Set out each line from the following listing that includes the word "name".

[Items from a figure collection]
○ ○ ○ ○ ○ ○ ○

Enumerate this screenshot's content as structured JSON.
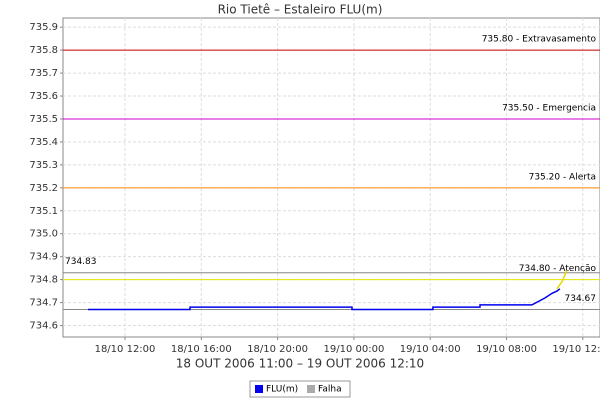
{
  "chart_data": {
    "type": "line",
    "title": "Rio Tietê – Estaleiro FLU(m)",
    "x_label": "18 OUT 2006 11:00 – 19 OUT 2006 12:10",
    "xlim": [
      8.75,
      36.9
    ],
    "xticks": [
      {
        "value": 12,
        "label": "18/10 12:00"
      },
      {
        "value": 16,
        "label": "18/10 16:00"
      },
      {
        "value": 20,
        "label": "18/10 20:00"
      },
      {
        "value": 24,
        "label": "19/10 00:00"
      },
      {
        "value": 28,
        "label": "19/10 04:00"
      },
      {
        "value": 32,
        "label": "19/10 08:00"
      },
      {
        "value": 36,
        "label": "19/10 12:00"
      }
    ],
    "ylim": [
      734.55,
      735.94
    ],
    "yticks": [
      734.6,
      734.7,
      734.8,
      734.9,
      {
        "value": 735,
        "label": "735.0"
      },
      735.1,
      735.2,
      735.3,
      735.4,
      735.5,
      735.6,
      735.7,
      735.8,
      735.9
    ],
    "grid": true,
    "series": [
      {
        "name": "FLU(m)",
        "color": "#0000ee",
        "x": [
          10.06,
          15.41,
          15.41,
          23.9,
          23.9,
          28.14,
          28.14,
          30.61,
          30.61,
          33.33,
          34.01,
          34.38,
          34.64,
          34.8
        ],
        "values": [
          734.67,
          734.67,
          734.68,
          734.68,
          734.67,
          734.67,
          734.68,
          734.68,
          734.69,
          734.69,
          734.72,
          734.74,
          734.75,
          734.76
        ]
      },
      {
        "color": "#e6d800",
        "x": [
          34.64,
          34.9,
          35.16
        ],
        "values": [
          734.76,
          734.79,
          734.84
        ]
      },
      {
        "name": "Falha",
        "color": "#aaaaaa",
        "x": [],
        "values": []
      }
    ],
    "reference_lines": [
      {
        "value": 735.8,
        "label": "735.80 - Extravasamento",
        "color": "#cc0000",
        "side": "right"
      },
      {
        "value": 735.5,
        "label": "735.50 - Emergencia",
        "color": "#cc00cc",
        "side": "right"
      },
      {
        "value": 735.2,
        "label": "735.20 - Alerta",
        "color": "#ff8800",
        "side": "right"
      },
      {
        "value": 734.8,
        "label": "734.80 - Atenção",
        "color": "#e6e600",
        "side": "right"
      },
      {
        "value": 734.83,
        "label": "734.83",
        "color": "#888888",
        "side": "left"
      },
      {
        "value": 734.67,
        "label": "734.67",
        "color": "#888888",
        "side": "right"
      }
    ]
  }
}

○ ○ ○ ○ ○ ○ ○

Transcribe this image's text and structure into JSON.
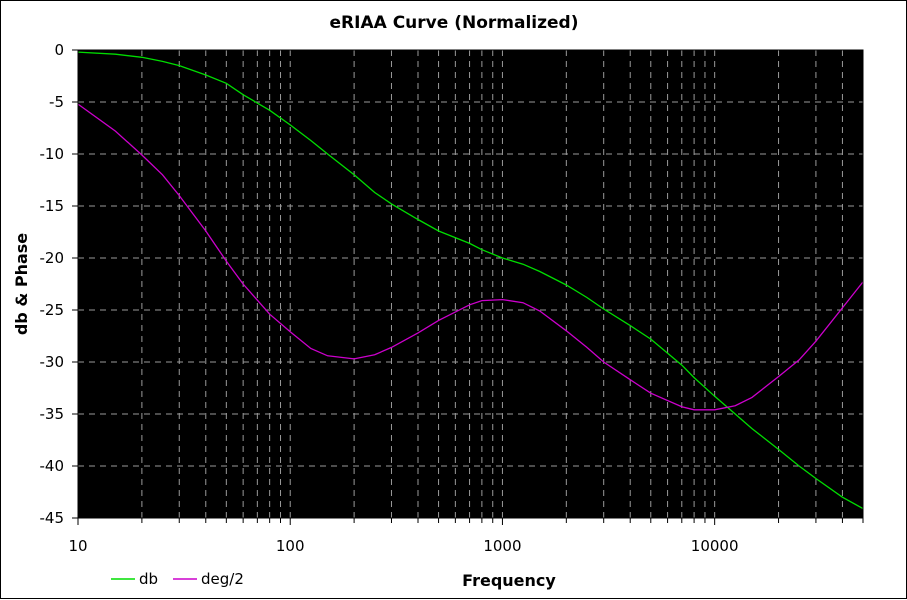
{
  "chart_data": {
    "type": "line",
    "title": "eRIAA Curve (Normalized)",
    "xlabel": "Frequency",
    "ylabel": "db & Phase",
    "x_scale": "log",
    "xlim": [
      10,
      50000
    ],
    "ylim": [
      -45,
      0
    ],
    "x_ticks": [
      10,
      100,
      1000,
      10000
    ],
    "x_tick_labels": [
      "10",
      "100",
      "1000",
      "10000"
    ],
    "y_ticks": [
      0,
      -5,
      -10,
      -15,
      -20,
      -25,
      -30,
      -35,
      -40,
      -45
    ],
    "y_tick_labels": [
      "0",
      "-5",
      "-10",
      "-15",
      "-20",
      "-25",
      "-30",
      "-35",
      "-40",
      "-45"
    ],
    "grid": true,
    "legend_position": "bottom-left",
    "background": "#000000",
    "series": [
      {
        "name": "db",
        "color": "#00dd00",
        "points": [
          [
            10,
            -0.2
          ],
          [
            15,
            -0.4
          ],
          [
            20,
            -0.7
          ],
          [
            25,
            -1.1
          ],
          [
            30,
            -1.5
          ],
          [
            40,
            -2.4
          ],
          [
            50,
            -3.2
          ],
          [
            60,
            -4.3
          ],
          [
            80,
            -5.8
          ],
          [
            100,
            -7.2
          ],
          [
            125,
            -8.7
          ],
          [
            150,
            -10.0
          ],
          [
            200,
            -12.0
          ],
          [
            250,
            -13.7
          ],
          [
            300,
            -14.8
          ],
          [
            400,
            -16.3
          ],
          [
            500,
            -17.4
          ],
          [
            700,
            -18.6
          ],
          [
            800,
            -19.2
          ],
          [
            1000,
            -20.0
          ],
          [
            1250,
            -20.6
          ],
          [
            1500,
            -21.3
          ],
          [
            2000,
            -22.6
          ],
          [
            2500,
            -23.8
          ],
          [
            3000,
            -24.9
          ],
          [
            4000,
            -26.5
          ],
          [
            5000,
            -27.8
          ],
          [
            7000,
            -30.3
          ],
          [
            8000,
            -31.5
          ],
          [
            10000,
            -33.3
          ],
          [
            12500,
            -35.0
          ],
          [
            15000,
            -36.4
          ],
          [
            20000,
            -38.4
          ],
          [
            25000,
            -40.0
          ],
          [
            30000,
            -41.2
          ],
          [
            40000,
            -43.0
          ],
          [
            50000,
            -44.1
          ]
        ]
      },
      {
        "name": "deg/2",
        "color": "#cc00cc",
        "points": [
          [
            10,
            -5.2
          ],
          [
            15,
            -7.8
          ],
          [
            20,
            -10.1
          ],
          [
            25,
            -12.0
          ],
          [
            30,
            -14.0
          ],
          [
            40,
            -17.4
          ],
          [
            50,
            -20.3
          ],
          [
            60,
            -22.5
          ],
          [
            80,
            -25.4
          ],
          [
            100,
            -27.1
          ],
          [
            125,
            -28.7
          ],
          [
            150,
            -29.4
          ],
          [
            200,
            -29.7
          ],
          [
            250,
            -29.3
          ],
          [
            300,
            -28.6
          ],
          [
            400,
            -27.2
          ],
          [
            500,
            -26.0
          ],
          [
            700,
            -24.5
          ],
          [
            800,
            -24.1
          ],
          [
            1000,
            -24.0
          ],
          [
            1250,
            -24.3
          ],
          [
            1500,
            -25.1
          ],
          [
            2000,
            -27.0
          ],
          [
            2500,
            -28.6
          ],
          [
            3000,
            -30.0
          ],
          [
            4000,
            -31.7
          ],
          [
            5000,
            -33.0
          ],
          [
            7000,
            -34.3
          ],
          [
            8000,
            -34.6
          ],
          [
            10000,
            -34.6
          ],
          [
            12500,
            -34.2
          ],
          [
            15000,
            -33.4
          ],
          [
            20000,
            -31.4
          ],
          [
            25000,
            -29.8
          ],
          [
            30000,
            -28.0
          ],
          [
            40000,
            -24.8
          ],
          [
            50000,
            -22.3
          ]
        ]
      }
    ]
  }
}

○ ○ ○ ○ ○ ○ ○

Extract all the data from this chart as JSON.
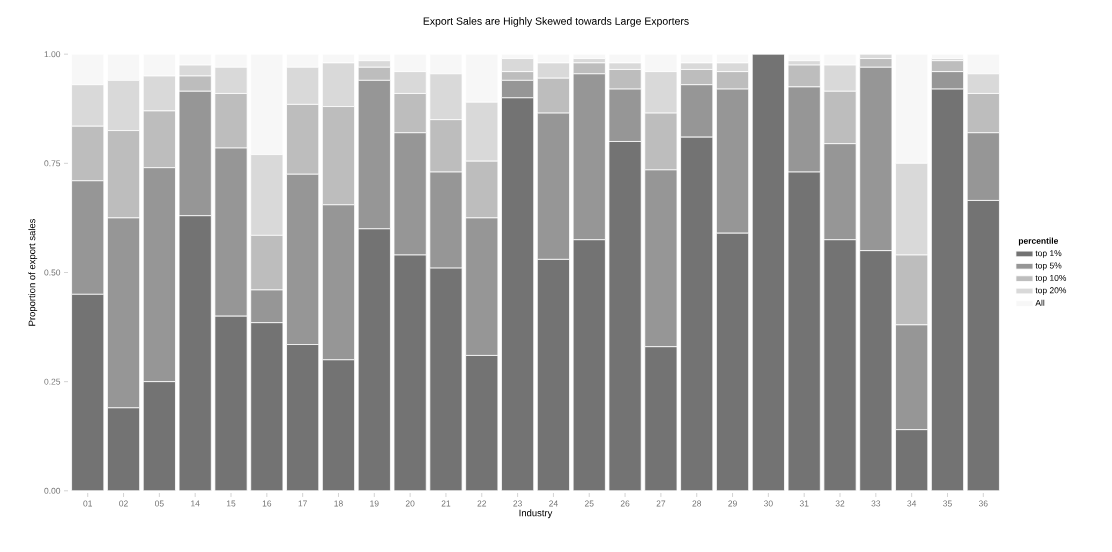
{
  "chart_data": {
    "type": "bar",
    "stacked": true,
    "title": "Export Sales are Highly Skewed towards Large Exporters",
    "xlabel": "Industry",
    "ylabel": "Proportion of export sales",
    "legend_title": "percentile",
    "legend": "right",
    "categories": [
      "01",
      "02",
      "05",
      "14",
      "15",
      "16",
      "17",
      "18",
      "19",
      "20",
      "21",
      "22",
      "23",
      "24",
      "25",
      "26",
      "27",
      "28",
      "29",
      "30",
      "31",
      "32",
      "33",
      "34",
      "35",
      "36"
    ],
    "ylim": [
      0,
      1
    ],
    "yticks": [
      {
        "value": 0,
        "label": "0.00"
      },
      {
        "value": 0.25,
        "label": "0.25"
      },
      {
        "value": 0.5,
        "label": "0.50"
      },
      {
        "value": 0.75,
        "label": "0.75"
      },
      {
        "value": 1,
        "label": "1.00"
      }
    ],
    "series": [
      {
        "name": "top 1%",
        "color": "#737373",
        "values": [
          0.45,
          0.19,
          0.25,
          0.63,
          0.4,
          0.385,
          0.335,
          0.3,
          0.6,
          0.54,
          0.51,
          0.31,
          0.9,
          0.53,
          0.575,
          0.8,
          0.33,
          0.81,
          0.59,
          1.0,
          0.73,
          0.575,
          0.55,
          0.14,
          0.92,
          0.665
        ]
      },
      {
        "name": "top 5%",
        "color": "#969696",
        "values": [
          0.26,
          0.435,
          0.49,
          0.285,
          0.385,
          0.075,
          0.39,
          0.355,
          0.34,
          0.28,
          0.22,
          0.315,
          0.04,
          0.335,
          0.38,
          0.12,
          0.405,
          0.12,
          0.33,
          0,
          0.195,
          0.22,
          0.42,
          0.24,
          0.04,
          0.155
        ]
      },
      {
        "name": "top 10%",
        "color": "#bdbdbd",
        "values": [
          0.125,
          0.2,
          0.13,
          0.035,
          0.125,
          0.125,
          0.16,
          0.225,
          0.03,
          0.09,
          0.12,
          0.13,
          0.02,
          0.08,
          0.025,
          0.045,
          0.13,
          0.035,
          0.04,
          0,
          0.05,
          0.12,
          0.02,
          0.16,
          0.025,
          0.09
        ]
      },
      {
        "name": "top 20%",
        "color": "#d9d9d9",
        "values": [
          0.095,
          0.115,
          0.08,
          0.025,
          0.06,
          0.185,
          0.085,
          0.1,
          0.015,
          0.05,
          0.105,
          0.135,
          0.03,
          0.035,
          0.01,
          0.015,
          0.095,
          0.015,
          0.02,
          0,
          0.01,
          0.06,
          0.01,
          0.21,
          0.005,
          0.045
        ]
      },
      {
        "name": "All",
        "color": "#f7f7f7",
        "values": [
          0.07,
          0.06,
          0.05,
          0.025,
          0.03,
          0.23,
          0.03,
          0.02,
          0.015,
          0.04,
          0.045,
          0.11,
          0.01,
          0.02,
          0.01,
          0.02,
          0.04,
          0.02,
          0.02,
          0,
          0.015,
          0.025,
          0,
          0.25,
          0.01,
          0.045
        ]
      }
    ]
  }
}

○ ○ ○ ○ ○ ○ ○

# FINAL ANSWER
        "name": "FLU(m)",
        "name": "Falha",
        "name": "db",
        "name": "deg/2",
        "name": "top 1%",
        "name": "top 5%",
        "name": "top 10%",
        "name": "top 20%",
        "name": "All",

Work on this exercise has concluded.